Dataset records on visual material
*** Block opens ***

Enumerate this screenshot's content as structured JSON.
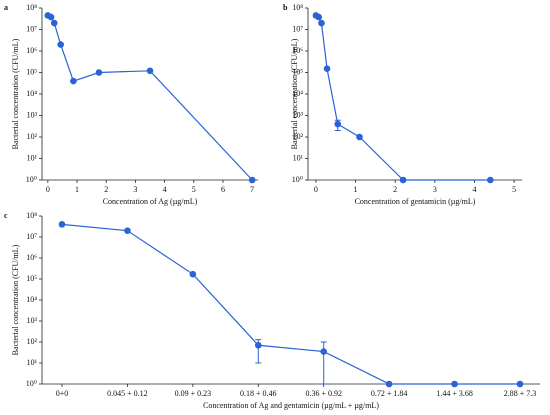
{
  "chart_data": [
    {
      "type": "line",
      "panel": "a",
      "color": "#2b63d6",
      "xlabel": "Concentration of Ag (µg/mL)",
      "ylabel": "Bacterial concentration (CFU/mL)",
      "x": [
        0,
        0.11,
        0.22,
        0.44,
        0.875,
        1.75,
        3.5,
        7
      ],
      "values": [
        45000000,
        38000000,
        20000000,
        2000000,
        40000,
        100000,
        120000,
        1
      ],
      "error_low": [
        null,
        null,
        null,
        null,
        null,
        null,
        null,
        null
      ],
      "error_high": [
        null,
        null,
        null,
        null,
        null,
        null,
        null,
        null
      ],
      "xlim": [
        -0.2,
        7.2
      ],
      "xticks": [
        0,
        1,
        2,
        3,
        4,
        5,
        6,
        7
      ],
      "ylim": [
        1,
        100000000
      ],
      "log_y": true,
      "yticks": [
        {
          "value": 1,
          "label": "10⁰"
        },
        {
          "value": 10,
          "label": "10¹"
        },
        {
          "value": 100,
          "label": "10²"
        },
        {
          "value": 1000,
          "label": "10³"
        },
        {
          "value": 10000,
          "label": "10⁴"
        },
        {
          "value": 100000,
          "label": "10⁵"
        },
        {
          "value": 1000000,
          "label": "10⁶"
        },
        {
          "value": 10000000,
          "label": "10⁷"
        },
        {
          "value": 100000000,
          "label": "10⁸"
        }
      ]
    },
    {
      "type": "line",
      "panel": "b",
      "color": "#2b63d6",
      "xlabel": "Concentration of gentamicin (µg/mL)",
      "ylabel": "Bacterial concentration (CFU/mL)",
      "x": [
        0,
        0.07,
        0.14,
        0.28,
        0.55,
        1.1,
        2.2,
        4.4
      ],
      "values": [
        45000000,
        38000000,
        20000000,
        150000,
        400,
        100,
        1,
        1
      ],
      "error_low": [
        null,
        null,
        null,
        null,
        200,
        null,
        null,
        null
      ],
      "error_high": [
        null,
        null,
        null,
        null,
        200,
        null,
        null,
        null
      ],
      "xlim": [
        -0.2,
        5.2
      ],
      "xticks": [
        0,
        1,
        2,
        3,
        4,
        5
      ],
      "ylim": [
        1,
        100000000
      ],
      "log_y": true,
      "yticks": [
        {
          "value": 1,
          "label": "10⁰"
        },
        {
          "value": 10,
          "label": "10¹"
        },
        {
          "value": 100,
          "label": "10²"
        },
        {
          "value": 1000,
          "label": "10³"
        },
        {
          "value": 10000,
          "label": "10⁴"
        },
        {
          "value": 100000,
          "label": "10⁵"
        },
        {
          "value": 1000000,
          "label": "10⁶"
        },
        {
          "value": 10000000,
          "label": "10⁷"
        },
        {
          "value": 100000000,
          "label": "10⁸"
        }
      ]
    },
    {
      "type": "line",
      "panel": "c",
      "color": "#2b63d6",
      "xlabel": "Concentration of Ag and gentamicin (µg/mL + µg/mL)",
      "ylabel": "Bacterial concentration (CFU/mL)",
      "categories": [
        "0+0",
        "0.045 + 0.12",
        "0.09 + 0.23",
        "0.18 + 0.46",
        "0.36 + 0.92",
        "0.72 + 1.84",
        "1.44 + 3.68",
        "2.88 + 7.3"
      ],
      "values": [
        40000000,
        20000000,
        170000,
        70,
        35,
        1,
        1,
        1
      ],
      "error_low": [
        null,
        null,
        null,
        60,
        34,
        null,
        null,
        null
      ],
      "error_high": [
        null,
        null,
        null,
        60,
        65,
        null,
        null,
        null
      ],
      "ylim": [
        1,
        100000000
      ],
      "log_y": true,
      "yticks": [
        {
          "value": 1,
          "label": "10⁰"
        },
        {
          "value": 10,
          "label": "10¹"
        },
        {
          "value": 100,
          "label": "10²"
        },
        {
          "value": 1000,
          "label": "10³"
        },
        {
          "value": 10000,
          "label": "10⁴"
        },
        {
          "value": 100000,
          "label": "10⁵"
        },
        {
          "value": 1000000,
          "label": "10⁶"
        },
        {
          "value": 10000000,
          "label": "10⁷"
        },
        {
          "value": 100000000,
          "label": "10⁸"
        }
      ]
    }
  ]
}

*** Block closes ***

◆ **Task objective**:
Copy out the entries verbatim and leave the images out.

◆ **Output of the exercise**:
Enumerate this screenshot's content as structured JSON.
{
  "chart_data": [
    {
      "type": "line",
      "panel": "a",
      "color": "#2b63d6",
      "xlabel": "Concentration of Ag (µg/mL)",
      "ylabel": "Bacterial concentration (CFU/mL)",
      "x": [
        0,
        0.11,
        0.22,
        0.44,
        0.875,
        1.75,
        3.5,
        7
      ],
      "values": [
        45000000,
        38000000,
        20000000,
        2000000,
        40000,
        100000,
        120000,
        1
      ],
      "error_low": [
        null,
        null,
        null,
        null,
        null,
        null,
        null,
        null
      ],
      "error_high": [
        null,
        null,
        null,
        null,
        null,
        null,
        null,
        null
      ],
      "xlim": [
        -0.2,
        7.2
      ],
      "xticks": [
        0,
        1,
        2,
        3,
        4,
        5,
        6,
        7
      ],
      "ylim": [
        1,
        100000000
      ],
      "log_y": true,
      "yticks": [
        {
          "value": 1,
          "label": "10⁰"
        },
        {
          "value": 10,
          "label": "10¹"
        },
        {
          "value": 100,
          "label": "10²"
        },
        {
          "value": 1000,
          "label": "10³"
        },
        {
          "value": 10000,
          "label": "10⁴"
        },
        {
          "value": 100000,
          "label": "10⁵"
        },
        {
          "value": 1000000,
          "label": "10⁶"
        },
        {
          "value": 10000000,
          "label": "10⁷"
        },
        {
          "value": 100000000,
          "label": "10⁸"
        }
      ]
    },
    {
      "type": "line",
      "panel": "b",
      "color": "#2b63d6",
      "xlabel": "Concentration of gentamicin (µg/mL)",
      "ylabel": "Bacterial concentration (CFU/mL)",
      "x": [
        0,
        0.07,
        0.14,
        0.28,
        0.55,
        1.1,
        2.2,
        4.4
      ],
      "values": [
        45000000,
        38000000,
        20000000,
        150000,
        400,
        100,
        1,
        1
      ],
      "error_low": [
        null,
        null,
        null,
        null,
        200,
        null,
        null,
        null
      ],
      "error_high": [
        null,
        null,
        null,
        null,
        200,
        null,
        null,
        null
      ],
      "xlim": [
        -0.2,
        5.2
      ],
      "xticks": [
        0,
        1,
        2,
        3,
        4,
        5
      ],
      "ylim": [
        1,
        100000000
      ],
      "log_y": true,
      "yticks": [
        {
          "value": 1,
          "label": "10⁰"
        },
        {
          "value": 10,
          "label": "10¹"
        },
        {
          "value": 100,
          "label": "10²"
        },
        {
          "value": 1000,
          "label": "10³"
        },
        {
          "value": 10000,
          "label": "10⁴"
        },
        {
          "value": 100000,
          "label": "10⁵"
        },
        {
          "value": 1000000,
          "label": "10⁶"
        },
        {
          "value": 10000000,
          "label": "10⁷"
        },
        {
          "value": 100000000,
          "label": "10⁸"
        }
      ]
    },
    {
      "type": "line",
      "panel": "c",
      "color": "#2b63d6",
      "xlabel": "Concentration of Ag and gentamicin (µg/mL + µg/mL)",
      "ylabel": "Bacterial concentration (CFU/mL)",
      "categories": [
        "0+0",
        "0.045 + 0.12",
        "0.09 + 0.23",
        "0.18 + 0.46",
        "0.36 + 0.92",
        "0.72 + 1.84",
        "1.44 + 3.68",
        "2.88 + 7.3"
      ],
      "values": [
        40000000,
        20000000,
        170000,
        70,
        35,
        1,
        1,
        1
      ],
      "error_low": [
        null,
        null,
        null,
        60,
        34,
        null,
        null,
        null
      ],
      "error_high": [
        null,
        null,
        null,
        60,
        65,
        null,
        null,
        null
      ],
      "ylim": [
        1,
        100000000
      ],
      "log_y": true,
      "yticks": [
        {
          "value": 1,
          "label": "10⁰"
        },
        {
          "value": 10,
          "label": "10¹"
        },
        {
          "value": 100,
          "label": "10²"
        },
        {
          "value": 1000,
          "label": "10³"
        },
        {
          "value": 10000,
          "label": "10⁴"
        },
        {
          "value": 100000,
          "label": "10⁵"
        },
        {
          "value": 1000000,
          "label": "10⁶"
        },
        {
          "value": 10000000,
          "label": "10⁷"
        },
        {
          "value": 100000000,
          "label": "10⁸"
        }
      ]
    }
  ]
}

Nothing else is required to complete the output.